Task goal
Search the listing below for the string "object" and copy every line where it occurs.

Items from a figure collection
-.-.-

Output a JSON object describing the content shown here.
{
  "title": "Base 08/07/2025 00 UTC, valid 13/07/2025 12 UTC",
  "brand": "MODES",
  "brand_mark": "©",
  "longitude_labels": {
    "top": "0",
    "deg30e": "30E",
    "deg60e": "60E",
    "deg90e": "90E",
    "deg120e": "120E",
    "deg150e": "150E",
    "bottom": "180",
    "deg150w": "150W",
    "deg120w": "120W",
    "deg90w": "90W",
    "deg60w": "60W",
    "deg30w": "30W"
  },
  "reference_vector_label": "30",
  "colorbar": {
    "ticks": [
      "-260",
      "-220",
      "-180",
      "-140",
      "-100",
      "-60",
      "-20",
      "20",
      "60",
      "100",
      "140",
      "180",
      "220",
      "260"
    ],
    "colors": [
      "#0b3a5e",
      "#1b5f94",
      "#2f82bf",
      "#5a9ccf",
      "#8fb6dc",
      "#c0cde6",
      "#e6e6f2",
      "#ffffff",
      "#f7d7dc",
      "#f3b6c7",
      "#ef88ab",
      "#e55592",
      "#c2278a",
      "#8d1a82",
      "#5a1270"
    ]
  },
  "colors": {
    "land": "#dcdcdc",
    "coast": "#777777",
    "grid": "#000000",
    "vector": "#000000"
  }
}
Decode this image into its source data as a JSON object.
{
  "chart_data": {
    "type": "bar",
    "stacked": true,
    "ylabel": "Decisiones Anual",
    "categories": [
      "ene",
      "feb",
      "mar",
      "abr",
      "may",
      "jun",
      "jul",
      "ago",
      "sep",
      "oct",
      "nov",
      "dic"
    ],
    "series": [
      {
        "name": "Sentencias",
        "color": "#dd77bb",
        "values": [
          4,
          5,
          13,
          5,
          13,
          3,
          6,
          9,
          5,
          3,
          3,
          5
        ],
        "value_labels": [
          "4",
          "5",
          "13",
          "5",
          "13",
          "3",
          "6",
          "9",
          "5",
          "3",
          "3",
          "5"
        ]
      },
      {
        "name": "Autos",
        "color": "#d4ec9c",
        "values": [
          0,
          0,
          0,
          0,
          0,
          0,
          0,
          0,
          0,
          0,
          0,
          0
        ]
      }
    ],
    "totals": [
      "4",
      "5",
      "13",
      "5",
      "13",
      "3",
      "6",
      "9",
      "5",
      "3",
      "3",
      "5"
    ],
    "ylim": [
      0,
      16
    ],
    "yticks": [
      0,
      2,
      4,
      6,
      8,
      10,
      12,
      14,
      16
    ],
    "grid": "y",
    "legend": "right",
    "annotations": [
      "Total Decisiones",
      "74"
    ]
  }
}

-.-.-

Result
Output a JSON object describing the content shown here.
Decode this image into its source data as a JSON object.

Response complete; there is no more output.